Dataset extract:
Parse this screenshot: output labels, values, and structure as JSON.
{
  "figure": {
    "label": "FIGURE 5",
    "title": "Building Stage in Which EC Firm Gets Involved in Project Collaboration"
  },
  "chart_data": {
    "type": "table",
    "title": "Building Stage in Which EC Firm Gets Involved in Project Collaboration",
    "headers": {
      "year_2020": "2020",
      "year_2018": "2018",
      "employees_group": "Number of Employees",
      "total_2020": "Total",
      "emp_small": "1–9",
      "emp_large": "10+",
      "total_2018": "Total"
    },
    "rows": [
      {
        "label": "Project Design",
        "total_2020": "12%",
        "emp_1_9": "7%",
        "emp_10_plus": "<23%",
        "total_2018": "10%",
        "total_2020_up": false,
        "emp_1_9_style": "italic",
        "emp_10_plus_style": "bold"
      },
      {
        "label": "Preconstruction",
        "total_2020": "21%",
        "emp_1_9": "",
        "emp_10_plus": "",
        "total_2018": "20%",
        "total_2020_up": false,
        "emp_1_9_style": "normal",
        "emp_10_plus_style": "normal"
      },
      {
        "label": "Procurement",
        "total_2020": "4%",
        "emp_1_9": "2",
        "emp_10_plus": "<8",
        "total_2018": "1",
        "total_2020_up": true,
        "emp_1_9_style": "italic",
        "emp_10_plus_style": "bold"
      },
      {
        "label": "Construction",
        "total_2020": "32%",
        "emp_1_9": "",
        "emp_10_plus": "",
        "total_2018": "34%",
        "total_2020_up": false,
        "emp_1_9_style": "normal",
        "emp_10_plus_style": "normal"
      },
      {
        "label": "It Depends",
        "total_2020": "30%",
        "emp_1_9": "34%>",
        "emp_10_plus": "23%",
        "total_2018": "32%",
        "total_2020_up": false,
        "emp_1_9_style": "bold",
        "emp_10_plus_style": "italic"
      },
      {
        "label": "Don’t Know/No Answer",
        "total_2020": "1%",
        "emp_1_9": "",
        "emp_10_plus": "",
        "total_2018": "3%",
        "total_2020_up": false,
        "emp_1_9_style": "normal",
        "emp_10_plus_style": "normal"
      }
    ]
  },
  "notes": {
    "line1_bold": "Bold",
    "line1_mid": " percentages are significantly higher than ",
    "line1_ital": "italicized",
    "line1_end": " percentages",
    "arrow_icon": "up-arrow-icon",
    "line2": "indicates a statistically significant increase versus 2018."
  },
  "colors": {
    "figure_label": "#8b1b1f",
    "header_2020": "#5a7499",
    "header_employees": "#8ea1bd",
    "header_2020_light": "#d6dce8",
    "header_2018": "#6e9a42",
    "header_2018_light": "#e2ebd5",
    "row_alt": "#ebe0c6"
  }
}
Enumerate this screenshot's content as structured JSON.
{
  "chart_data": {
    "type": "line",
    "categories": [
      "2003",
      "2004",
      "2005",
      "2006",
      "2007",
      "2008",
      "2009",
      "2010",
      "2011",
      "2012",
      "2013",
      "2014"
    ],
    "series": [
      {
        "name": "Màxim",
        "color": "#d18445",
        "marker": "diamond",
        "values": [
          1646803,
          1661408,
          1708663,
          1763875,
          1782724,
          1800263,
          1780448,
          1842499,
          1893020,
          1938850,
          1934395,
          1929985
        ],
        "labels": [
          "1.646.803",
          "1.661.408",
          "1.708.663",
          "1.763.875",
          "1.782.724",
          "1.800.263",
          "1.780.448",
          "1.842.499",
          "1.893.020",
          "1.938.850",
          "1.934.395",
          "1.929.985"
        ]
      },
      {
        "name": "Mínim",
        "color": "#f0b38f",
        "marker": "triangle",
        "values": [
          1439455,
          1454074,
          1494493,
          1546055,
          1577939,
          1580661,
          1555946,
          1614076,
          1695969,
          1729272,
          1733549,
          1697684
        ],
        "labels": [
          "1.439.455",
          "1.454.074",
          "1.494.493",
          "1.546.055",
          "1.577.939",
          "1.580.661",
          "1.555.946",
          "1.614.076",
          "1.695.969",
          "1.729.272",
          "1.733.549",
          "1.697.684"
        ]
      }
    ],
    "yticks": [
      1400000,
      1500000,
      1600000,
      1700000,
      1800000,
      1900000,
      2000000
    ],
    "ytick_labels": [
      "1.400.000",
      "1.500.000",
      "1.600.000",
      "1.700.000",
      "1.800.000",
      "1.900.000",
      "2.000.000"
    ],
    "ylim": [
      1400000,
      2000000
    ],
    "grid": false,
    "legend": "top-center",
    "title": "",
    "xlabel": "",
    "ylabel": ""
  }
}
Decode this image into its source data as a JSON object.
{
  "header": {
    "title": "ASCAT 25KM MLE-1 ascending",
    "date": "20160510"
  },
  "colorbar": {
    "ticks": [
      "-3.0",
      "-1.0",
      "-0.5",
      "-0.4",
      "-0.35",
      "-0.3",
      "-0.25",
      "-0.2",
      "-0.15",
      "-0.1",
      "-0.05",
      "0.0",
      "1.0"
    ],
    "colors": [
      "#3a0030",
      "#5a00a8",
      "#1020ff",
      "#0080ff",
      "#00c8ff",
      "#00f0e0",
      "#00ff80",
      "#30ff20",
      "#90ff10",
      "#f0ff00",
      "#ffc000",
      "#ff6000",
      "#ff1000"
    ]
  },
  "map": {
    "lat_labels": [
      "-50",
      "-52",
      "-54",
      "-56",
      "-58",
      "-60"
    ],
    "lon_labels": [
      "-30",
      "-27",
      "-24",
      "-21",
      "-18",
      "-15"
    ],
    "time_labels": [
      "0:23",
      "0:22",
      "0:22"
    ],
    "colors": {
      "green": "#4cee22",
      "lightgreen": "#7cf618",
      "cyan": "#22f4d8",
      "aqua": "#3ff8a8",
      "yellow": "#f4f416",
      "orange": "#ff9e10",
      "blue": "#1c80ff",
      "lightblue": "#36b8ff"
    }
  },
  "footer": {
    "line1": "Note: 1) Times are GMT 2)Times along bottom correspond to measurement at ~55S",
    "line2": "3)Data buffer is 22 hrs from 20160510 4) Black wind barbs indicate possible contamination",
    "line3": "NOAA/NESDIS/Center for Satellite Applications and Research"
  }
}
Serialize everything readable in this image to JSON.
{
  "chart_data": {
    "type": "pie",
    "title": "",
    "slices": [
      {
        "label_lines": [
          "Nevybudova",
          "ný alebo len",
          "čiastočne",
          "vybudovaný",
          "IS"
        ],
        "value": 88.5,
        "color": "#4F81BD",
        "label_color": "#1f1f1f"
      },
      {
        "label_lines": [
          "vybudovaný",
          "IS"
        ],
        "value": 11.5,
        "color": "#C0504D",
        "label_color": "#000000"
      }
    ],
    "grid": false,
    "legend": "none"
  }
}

Aim of the task: Identify the lines in the entries that hold "Building" and return each one.

In response:
    "title": "Building Stage in Which EC Firm Gets Involved in Project Collaboration"
    "title": "Building Stage in Which EC Firm Gets Involved in Project Collaboration",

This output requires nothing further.